[Figure record extracts]
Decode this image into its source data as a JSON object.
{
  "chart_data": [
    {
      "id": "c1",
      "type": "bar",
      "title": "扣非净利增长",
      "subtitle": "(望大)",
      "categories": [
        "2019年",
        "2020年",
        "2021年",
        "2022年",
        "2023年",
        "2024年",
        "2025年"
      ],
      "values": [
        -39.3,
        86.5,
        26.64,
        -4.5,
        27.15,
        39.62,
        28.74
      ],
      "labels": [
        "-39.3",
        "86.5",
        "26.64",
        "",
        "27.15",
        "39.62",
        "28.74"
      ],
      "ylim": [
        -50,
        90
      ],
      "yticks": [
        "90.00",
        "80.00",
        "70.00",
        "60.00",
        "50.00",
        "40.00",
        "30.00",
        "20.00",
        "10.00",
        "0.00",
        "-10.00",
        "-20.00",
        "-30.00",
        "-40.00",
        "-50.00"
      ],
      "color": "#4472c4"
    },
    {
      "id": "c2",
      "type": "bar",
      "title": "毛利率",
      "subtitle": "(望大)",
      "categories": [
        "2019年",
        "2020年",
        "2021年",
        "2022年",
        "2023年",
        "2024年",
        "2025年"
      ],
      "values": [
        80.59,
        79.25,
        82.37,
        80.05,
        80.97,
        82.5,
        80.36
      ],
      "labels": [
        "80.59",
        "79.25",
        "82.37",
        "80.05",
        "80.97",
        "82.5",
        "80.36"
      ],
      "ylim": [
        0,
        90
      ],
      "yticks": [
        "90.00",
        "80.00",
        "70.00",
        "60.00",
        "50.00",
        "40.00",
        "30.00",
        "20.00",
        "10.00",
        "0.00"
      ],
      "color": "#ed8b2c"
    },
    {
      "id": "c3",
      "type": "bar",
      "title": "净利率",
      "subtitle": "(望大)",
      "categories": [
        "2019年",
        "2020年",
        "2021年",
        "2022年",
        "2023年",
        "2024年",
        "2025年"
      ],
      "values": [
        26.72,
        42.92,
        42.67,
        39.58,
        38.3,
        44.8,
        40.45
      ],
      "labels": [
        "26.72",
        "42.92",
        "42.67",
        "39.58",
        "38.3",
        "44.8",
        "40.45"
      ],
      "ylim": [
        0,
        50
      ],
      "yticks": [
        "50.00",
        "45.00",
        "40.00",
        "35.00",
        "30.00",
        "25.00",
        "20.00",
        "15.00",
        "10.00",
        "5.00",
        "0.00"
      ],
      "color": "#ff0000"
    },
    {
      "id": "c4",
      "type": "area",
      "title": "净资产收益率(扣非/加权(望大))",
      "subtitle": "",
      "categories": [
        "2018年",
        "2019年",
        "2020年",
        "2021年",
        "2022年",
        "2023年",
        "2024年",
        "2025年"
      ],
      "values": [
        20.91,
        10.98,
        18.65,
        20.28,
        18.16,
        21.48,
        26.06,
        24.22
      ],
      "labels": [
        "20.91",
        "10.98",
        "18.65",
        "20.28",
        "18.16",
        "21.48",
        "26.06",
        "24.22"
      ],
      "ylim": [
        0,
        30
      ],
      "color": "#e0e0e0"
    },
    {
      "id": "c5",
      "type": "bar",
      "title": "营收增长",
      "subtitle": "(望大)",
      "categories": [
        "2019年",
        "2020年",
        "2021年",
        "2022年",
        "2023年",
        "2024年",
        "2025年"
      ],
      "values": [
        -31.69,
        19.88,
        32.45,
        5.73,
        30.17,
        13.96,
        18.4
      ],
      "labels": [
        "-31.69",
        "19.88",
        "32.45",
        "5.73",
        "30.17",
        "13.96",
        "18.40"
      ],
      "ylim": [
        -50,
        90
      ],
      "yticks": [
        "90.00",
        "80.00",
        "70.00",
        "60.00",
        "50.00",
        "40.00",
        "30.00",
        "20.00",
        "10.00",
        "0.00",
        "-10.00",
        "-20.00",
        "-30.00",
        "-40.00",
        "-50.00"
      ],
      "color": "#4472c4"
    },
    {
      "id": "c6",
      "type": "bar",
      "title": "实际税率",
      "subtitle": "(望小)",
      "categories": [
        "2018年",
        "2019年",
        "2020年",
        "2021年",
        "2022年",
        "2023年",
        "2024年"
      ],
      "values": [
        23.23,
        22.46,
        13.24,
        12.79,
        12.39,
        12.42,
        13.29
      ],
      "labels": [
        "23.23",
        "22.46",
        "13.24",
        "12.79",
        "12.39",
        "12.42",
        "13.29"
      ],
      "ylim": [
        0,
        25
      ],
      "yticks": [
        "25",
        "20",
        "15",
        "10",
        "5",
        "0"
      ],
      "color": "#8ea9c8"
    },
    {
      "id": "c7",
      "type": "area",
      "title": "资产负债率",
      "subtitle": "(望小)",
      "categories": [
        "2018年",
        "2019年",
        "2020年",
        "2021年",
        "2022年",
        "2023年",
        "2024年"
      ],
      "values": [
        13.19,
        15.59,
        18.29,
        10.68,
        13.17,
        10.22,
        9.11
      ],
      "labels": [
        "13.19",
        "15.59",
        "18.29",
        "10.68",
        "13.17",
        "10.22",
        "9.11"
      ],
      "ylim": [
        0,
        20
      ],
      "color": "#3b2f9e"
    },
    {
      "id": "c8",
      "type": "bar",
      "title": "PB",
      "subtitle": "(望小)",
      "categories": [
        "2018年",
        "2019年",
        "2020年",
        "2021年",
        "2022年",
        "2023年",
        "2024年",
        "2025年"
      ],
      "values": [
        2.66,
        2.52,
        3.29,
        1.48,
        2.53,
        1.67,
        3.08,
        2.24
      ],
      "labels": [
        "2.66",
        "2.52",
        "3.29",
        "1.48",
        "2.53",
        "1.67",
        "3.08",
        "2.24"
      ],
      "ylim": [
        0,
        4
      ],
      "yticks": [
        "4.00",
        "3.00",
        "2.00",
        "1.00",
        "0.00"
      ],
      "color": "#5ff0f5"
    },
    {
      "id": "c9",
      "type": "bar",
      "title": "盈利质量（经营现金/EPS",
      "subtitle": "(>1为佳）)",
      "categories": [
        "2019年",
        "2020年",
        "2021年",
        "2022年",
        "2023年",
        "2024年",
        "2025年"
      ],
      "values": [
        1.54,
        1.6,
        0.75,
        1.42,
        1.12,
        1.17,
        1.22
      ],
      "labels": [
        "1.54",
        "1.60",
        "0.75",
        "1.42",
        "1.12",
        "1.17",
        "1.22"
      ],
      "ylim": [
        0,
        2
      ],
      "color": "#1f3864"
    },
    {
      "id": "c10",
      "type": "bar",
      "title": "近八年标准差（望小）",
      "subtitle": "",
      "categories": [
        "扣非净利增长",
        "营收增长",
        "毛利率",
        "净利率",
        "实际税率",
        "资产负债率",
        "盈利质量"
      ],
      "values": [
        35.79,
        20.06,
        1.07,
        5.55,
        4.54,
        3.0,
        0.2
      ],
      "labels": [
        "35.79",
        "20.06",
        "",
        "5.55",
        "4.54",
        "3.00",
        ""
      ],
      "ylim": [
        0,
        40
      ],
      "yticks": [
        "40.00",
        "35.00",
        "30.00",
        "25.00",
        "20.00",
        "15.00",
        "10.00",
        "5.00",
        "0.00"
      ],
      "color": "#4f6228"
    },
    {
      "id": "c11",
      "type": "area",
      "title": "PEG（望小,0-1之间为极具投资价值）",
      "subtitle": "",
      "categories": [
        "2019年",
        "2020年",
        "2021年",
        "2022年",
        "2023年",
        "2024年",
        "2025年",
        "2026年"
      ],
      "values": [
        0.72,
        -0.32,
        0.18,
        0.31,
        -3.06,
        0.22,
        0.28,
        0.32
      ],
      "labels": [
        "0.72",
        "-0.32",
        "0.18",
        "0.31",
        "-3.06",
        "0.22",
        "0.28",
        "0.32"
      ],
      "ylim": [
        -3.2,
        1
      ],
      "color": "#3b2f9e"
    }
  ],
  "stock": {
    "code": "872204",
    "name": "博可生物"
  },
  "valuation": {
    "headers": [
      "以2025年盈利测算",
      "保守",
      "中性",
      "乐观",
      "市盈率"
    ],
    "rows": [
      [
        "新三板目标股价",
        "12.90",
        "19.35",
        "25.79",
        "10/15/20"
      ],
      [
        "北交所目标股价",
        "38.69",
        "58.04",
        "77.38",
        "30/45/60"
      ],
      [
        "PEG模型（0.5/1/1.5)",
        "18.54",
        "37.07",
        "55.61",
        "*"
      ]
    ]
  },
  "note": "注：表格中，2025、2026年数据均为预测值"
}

Your task. Search the data for the string "color" and copy each line where it appears.

Exercise response.
      "color": "#4472c4"
      "color": "#ed8b2c"
      "color": "#ff0000"
      "color": "#e0e0e0"
      "color": "#4472c4"
      "color": "#8ea9c8"
      "color": "#3b2f9e"
      "color": "#5ff0f5"
      "color": "#1f3864"
      "color": "#4f6228"
      "color": "#3b2f9e"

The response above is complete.